◆ Given problem
Show every line below where "Cicle" can be found.

◆ Data supplied
[start]

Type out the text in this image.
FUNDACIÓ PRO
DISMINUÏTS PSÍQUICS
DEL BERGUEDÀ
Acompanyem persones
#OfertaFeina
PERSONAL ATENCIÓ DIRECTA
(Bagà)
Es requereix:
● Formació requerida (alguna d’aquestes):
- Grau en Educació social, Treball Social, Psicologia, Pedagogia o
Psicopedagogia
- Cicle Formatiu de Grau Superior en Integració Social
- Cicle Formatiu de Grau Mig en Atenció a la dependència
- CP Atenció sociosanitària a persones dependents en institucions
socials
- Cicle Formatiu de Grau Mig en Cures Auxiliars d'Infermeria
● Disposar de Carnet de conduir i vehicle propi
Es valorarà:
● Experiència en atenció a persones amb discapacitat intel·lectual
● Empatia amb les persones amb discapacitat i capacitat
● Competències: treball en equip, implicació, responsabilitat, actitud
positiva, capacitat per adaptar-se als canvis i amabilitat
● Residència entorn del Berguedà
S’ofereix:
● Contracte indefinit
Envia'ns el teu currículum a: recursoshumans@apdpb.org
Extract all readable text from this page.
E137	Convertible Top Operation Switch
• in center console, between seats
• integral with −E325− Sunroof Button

[end]

◆ Solution to this task
- Cicle Formatiu de Grau Superior en Integració Social
- Cicle Formatiu de Grau Mig en Atenció a la dependència
- Cicle Formatiu de Grau Mig en Cures Auxiliars d'Infermeria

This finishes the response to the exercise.